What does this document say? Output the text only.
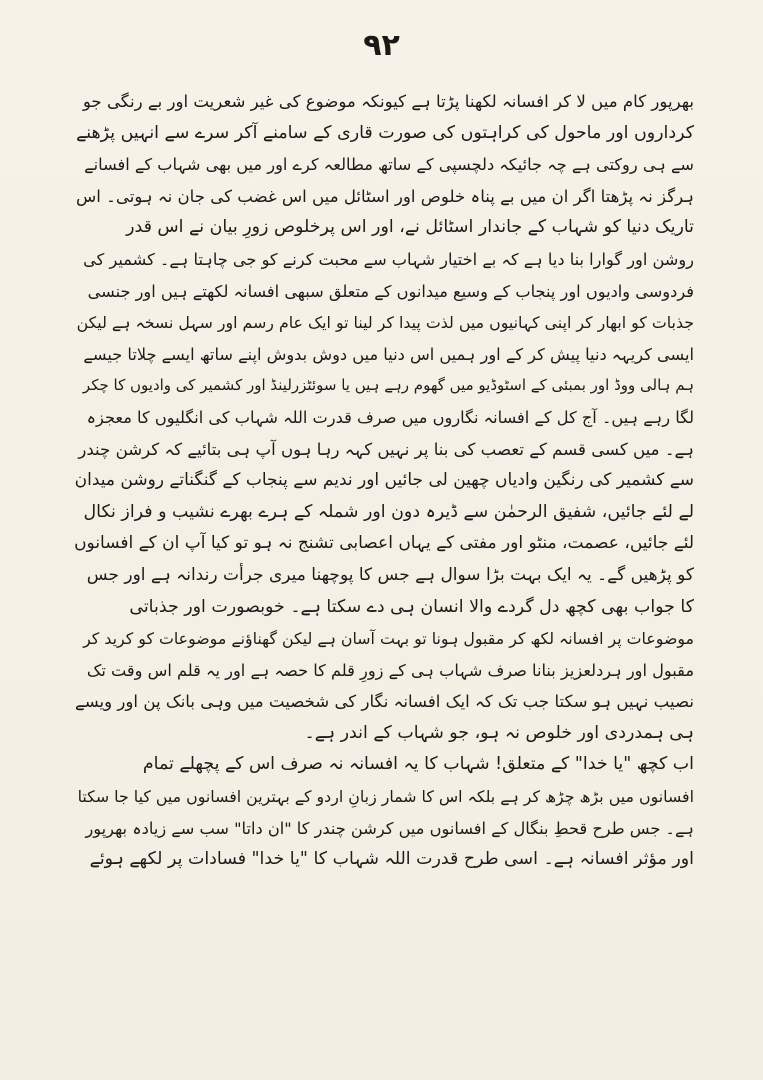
۹۲
بھرپور کام میں لا کر افسانہ لکھنا پڑتا ہے کیونکہ موضوع کی غیر شعریت اور بے رنگی جو
کرداروں اور ماحول کی کراہتوں کی صورت قاری کے سامنے آکر سرے سے انہیں پڑھنے
سے ہی روکتی ہے چہ جائیکہ دلچسپی کے ساتھ مطالعہ کرے اور میں بھی شہاب کے افسانے
ہرگز نہ پڑھتا اگر ان میں بے پناہ خلوص اور اسٹائل میں اس غضب کی جان نہ ہوتی۔ اس
تاریک دنیا کو شہاب کے جاندار اسٹائل نے، اور اس پرخلوص زورِ بیان نے اس قدر
روشن اور گوارا بنا دیا ہے کہ بے اختیار شہاب سے محبت کرنے کو جی چاہتا ہے۔ کشمیر کی
فردوسی وادیوں اور پنجاب کے وسیع میدانوں کے متعلق سبھی افسانہ لکھتے ہیں اور جنسی
جذبات کو ابھار کر اپنی کہانیوں میں لذت پیدا کر لینا تو ایک عام رسم اور سہل نسخہ ہے لیکن
ایسی کریہہ دنیا پیش کر کے اور ہمیں اس دنیا میں دوش بدوش اپنے ساتھ ایسے چلاتا جیسے
ہم ہالی ووڈ اور بمبئی کے اسٹوڈیو میں گھوم رہے ہیں یا سوئٹزرلینڈ اور کشمیر کی وادیوں کا چکر
لگا رہے ہیں۔ آج کل کے افسانہ نگاروں میں صرف قدرت اللہ شہاب کی انگلیوں کا معجزہ
ہے۔ میں کسی قسم کے تعصب کی بنا پر نہیں کہہ رہا ہوں آپ ہی بتائیے کہ کرشن چندر
سے کشمیر کی رنگین وادیاں چھین لی جائیں اور ندیم سے پنجاب کے گنگناتے روشن میدان
لے لئے جائیں، شفیق الرحمٰن سے ڈیرہ دون اور شملہ کے ہرے بھرے نشیب و فراز نکال
لئے جائیں، عصمت، منٹو اور مفتی کے یہاں اعصابی تشنج نہ ہو تو کیا آپ ان کے افسانوں
کو پڑھیں گے۔ یہ ایک بہت بڑا سوال ہے جس کا پوچھنا میری جرأت رندانہ ہے اور جس
کا جواب بھی کچھ دل گردے والا انسان ہی دے سکتا ہے۔ خوبصورت اور جذباتی
موضوعات پر افسانہ لکھ کر مقبول ہونا تو بہت آسان ہے لیکن گھناؤنے موضوعات کو کرید کر
مقبول اور ہردلعزیز بنانا صرف شہاب ہی کے زورِ قلم کا حصہ ہے اور یہ قلم اس وقت تک
نصیب نہیں ہو سکتا جب تک کہ ایک افسانہ نگار کی شخصیت میں وہی بانک پن اور ویسے
ہی ہمدردی اور خلوص نہ ہو، جو شہاب کے اندر ہے۔
اب کچھ "یا خدا" کے متعلق! شہاب کا یہ افسانہ نہ صرف اس کے پچھلے تمام
افسانوں میں بڑھ چڑھ کر ہے بلکہ اس کا شمار زبانِ اردو کے بہترین افسانوں میں کیا جا سکتا
ہے۔ جس طرح قحطِ بنگال کے افسانوں میں کرشن چندر کا "ان داتا" سب سے زیادہ بھرپور
اور مؤثر افسانہ ہے۔ اسی طرح قدرت اللہ شہاب کا "یا خدا" فسادات پر لکھے ہوئے
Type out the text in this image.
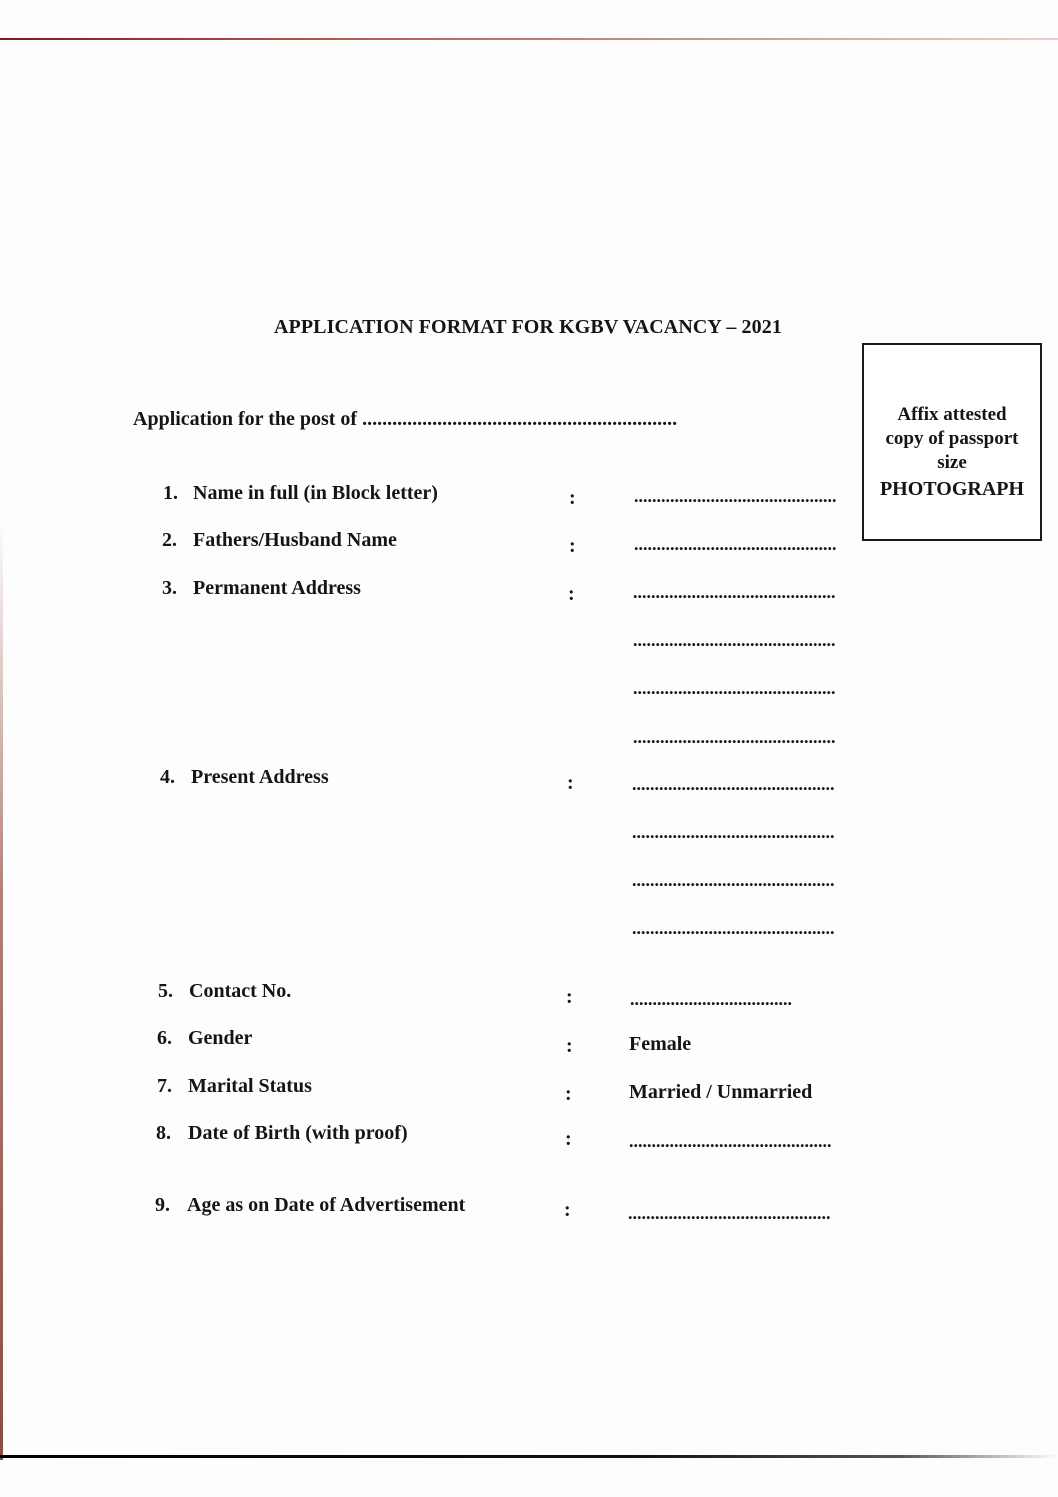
APPLICATION FORMAT FOR KGBV VACANCY – 2021
Application for the post of ...............................................................	Affix attested
copy of passport
size
PHOTOGRAPH
1. Name in full (in Block letter)	:	.............................................
2. Fathers/Husband Name	:	.............................................
3. Permanent Address	:	.............................................
.............................................
.............................................
.............................................
4. Present Address	:	.............................................
.............................................
.............................................
.............................................
5. Contact No.	:	....................................
6. Gender	:	Female
7. Marital Status	:	Married / Unmarried
8. Date of Birth (with proof)	:	.............................................
9. Age as on Date of Advertisement	:	.............................................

_ _ _

*EXERCISE GOAL*:
Only the number is wanted: how many lines of the material contain the word "متعلق"?

*RESPONSE TO THIS TASK*:
2